__PASSAGE FOR REVIEW__
━━━━━━━━━━━━━━━━
Except for typesetting, there is no particular reason for the budding Homerist to have to learn Attic syllabification, yet that is what Pharr gives in 560.

Re: §560 - Syllables

PostPosted: Tue Mar 24, 2009 1:42 am
by Lex
modus.irrealis wrote:Because the ε of Ἀγαμέμνων scans long so the μ must belong to the same syllable as the ε, otherwise the ε would scan short.


I'm still confused. My (mis?)understanding was that the syllable containing the ε in Ἀγαμέμνων is long by position (§522), since it's followed by two consonants. What I don't understand is why the second μ should be considered part of that syllable because the vowel is long. I didn't think it was necessary that the first following consonant (μ) be part of the same syllable, in order to affect the quality of the preceding vowel (ε).

Re: §560 - Syllables

PostPosted: Tue Mar 24, 2009 1:54 am
by annis
Lex wrote:I'm still confused. My (mis?)understanding was that the syllable containing the ε in Ἀγαμέμνων is long by position (§522), since it's followed by two consonants. What I don't understand is why the μ should be considered part of that syllable because the vowel is long. I didn't think it was necessary that the first following consonant (μ) be part of the same syllable, in order to affect the quality of the preceding vowel (ε).


From the standpoint of phonetics it has to. The only way a naturally short vowel gets to be prosodically long (I prefer the terms light and heavy myself for syllables, to avoid confusion) is if it has a consonantal coda.

So, the syllable is long — not the vowel — because μ is at the end of it, not the other way around.
━━━━━━━━━━━━━━━━
__TASK REQUIREMENTS__
[a] In the forum thread on syllables, take the part between "PostPosted: Tue Mar 24, 2009 1:42" and "would scan short.", inclusive, and switch "scans" to "counts".
[b] In the forum thread on syllables, what does annis give as the only way a naturally short vowel gets to be prosodically long?
The items are not used here.

[Document layout detection data]
━━━━━━━━━━━━━━━━
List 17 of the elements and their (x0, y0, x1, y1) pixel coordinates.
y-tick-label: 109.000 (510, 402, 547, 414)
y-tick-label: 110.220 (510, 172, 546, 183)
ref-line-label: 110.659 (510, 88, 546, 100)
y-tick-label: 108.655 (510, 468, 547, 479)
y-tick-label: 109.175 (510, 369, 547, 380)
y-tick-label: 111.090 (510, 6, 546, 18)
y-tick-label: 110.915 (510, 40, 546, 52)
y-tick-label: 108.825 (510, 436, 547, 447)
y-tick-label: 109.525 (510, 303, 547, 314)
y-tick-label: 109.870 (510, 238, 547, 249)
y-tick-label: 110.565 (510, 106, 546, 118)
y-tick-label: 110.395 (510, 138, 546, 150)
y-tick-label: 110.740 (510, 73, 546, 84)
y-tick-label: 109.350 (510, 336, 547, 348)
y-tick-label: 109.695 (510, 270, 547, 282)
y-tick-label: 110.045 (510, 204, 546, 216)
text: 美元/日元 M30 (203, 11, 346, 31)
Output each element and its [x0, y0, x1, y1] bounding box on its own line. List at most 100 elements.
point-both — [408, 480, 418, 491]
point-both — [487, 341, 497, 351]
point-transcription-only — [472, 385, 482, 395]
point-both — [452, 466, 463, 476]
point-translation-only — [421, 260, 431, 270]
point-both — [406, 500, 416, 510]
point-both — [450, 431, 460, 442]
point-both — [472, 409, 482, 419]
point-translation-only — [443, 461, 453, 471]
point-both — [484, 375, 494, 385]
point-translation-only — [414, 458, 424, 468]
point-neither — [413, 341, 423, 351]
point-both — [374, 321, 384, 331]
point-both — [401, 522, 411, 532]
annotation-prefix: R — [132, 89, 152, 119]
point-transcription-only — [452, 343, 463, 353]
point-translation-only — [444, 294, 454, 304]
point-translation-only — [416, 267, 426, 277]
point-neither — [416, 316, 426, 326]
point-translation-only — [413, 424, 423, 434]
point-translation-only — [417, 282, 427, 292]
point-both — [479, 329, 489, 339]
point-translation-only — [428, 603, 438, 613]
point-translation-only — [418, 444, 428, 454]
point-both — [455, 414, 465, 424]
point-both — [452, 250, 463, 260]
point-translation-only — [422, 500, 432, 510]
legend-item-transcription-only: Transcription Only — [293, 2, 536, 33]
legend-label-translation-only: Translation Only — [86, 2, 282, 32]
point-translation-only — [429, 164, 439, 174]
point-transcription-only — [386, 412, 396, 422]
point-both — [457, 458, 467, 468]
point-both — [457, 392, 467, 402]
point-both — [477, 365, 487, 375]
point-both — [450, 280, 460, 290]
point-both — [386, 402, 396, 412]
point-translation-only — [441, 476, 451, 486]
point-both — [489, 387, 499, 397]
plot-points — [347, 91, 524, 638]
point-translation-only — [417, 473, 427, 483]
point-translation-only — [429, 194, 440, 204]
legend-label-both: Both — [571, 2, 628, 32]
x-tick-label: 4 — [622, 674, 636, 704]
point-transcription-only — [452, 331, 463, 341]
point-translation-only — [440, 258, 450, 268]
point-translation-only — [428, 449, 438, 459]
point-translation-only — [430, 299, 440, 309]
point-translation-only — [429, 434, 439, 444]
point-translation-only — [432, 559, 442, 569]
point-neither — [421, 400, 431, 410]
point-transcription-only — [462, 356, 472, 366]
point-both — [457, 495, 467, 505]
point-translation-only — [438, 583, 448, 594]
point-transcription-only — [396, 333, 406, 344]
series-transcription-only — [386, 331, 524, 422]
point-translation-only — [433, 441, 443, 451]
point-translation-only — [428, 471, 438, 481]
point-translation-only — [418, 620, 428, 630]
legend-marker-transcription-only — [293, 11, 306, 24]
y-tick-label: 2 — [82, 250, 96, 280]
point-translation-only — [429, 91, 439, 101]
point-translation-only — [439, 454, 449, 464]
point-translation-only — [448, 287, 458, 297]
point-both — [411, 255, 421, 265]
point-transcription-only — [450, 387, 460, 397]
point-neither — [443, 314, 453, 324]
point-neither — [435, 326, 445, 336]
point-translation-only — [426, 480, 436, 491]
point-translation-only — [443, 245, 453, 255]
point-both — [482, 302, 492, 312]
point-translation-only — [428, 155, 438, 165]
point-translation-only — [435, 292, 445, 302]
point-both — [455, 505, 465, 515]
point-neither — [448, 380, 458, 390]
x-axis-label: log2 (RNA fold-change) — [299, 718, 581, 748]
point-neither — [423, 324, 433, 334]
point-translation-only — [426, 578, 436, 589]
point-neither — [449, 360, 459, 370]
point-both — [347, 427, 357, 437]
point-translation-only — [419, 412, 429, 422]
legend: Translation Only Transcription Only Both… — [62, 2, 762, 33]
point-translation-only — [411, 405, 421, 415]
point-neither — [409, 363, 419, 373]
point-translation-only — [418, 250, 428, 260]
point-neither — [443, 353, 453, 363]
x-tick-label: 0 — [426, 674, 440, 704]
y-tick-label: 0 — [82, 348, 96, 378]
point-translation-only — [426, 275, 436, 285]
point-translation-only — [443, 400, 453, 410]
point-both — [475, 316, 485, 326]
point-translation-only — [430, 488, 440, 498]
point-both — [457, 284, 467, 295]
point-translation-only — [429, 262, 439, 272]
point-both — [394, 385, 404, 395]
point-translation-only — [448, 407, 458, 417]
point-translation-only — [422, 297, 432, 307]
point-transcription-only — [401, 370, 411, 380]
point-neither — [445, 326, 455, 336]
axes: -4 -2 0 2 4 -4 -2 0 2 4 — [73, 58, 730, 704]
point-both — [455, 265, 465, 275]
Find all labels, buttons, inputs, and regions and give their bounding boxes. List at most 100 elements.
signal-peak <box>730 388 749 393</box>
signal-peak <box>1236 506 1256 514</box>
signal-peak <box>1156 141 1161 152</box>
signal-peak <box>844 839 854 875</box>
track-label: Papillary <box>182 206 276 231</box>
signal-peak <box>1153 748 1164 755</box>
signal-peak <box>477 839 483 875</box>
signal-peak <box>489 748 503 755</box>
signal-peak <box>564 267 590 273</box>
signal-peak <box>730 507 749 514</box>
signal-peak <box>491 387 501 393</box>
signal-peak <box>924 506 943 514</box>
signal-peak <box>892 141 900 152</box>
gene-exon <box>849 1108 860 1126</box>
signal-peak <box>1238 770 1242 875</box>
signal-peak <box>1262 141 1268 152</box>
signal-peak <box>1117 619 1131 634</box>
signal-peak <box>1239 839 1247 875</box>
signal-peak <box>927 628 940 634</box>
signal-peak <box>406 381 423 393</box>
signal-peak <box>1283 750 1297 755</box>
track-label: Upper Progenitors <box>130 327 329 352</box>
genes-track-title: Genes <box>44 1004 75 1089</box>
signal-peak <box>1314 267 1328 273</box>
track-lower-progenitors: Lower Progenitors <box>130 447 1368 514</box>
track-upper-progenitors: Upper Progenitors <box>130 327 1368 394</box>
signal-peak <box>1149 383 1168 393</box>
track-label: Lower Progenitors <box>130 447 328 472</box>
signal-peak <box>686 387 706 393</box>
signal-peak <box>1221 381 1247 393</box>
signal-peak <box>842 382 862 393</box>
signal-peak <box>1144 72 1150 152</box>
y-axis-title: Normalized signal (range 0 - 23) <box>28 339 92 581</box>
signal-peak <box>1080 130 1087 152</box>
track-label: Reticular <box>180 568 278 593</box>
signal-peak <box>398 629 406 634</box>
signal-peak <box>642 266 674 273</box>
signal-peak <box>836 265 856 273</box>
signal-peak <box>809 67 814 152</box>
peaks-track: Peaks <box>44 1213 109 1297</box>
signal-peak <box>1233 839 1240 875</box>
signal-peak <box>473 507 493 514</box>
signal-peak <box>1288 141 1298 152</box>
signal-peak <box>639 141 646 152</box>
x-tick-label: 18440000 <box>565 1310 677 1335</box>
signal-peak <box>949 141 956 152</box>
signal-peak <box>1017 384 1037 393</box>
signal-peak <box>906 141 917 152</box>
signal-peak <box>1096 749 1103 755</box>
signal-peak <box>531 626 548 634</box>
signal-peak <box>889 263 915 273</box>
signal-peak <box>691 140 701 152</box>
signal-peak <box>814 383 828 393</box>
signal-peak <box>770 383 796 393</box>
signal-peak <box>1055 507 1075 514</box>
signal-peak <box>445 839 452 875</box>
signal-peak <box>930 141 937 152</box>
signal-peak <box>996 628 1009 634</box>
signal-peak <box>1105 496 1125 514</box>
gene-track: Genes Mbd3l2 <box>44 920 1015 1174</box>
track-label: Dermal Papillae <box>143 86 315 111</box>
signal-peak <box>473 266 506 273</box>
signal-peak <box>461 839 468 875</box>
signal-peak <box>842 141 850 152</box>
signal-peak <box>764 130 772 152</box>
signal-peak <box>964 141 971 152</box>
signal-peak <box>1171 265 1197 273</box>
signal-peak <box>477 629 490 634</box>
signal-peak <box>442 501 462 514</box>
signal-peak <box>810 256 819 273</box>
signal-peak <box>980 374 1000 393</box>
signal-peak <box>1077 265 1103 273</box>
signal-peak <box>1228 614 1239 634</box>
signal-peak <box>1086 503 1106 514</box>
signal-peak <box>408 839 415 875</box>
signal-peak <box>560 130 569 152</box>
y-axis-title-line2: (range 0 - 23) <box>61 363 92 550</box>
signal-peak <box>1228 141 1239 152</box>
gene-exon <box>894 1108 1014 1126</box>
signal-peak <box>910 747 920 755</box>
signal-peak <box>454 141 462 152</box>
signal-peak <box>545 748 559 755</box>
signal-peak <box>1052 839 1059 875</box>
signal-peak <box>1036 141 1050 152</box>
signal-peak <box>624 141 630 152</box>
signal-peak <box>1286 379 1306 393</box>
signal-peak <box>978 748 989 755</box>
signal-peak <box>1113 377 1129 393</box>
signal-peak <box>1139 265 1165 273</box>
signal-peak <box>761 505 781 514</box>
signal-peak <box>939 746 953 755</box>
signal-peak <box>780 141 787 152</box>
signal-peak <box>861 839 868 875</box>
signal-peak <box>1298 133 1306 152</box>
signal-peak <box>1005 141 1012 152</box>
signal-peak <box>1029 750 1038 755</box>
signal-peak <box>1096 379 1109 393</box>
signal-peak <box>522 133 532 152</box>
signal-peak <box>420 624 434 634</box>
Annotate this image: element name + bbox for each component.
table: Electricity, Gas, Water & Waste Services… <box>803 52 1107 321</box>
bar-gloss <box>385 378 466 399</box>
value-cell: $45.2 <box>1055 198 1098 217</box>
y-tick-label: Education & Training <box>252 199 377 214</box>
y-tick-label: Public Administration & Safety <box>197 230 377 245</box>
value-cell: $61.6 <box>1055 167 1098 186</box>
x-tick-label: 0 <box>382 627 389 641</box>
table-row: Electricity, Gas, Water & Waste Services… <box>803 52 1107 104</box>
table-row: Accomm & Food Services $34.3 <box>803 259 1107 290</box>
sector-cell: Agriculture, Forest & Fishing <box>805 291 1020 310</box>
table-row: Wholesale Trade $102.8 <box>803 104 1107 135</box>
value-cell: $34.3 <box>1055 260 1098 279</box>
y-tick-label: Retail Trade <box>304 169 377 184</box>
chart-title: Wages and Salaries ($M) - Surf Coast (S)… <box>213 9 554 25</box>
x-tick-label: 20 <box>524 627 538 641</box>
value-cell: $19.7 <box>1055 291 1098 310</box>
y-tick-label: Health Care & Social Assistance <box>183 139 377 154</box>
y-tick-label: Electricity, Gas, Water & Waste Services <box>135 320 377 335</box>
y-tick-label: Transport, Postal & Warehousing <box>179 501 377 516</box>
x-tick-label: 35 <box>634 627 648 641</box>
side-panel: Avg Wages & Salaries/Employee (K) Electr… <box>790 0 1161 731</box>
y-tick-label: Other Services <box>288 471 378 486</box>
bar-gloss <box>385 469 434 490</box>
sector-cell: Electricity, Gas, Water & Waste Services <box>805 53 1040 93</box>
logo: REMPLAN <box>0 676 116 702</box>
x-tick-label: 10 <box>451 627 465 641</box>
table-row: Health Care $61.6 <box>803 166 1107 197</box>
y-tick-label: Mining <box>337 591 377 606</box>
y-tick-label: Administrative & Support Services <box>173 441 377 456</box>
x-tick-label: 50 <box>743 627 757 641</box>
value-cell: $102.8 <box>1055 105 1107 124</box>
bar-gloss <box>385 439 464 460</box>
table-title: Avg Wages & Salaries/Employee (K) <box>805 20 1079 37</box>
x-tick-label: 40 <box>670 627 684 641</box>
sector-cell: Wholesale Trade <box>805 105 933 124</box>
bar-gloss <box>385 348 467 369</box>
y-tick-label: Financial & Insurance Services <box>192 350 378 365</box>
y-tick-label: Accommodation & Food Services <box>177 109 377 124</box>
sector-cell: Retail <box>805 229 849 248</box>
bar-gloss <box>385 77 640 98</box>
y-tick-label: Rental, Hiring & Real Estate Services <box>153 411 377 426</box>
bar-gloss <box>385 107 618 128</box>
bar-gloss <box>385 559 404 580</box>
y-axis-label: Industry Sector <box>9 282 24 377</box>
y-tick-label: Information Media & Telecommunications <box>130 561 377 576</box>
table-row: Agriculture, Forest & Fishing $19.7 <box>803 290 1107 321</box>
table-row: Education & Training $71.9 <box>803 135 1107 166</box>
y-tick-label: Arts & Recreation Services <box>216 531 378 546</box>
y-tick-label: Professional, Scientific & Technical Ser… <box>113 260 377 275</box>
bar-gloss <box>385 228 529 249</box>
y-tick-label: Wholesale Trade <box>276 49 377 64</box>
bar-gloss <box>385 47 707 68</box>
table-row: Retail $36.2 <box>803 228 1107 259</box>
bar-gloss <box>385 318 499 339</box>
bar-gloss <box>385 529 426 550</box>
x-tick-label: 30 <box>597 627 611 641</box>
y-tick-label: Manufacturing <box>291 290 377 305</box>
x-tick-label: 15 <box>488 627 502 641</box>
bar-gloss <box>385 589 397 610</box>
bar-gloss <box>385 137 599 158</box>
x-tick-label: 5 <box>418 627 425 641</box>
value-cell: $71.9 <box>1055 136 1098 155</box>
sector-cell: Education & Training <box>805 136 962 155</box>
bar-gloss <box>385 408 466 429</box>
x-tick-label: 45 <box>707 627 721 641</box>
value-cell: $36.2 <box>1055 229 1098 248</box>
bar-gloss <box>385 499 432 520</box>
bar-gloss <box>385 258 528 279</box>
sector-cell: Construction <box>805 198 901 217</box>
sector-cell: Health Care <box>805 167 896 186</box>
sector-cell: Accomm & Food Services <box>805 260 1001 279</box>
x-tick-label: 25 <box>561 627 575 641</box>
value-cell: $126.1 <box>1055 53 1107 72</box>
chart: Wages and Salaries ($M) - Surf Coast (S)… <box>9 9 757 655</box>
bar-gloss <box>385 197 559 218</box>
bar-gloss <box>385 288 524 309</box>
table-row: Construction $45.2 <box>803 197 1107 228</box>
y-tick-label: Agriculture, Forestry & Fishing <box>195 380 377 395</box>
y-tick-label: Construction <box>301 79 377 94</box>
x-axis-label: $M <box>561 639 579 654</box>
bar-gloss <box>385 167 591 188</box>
━━━━━━━━━━━━━━━━
__ACTIVITY ANSWERS__
[a]
PostPosted: Tue Mar 24, 2009 1:42 am
by Lex
modus.irrealis wrote:Because the ε of Ἀγαμέμνων counts long so the μ must belong to the same syllable as the ε, otherwise the ε would scan short.

[b] It has a consonantal coda.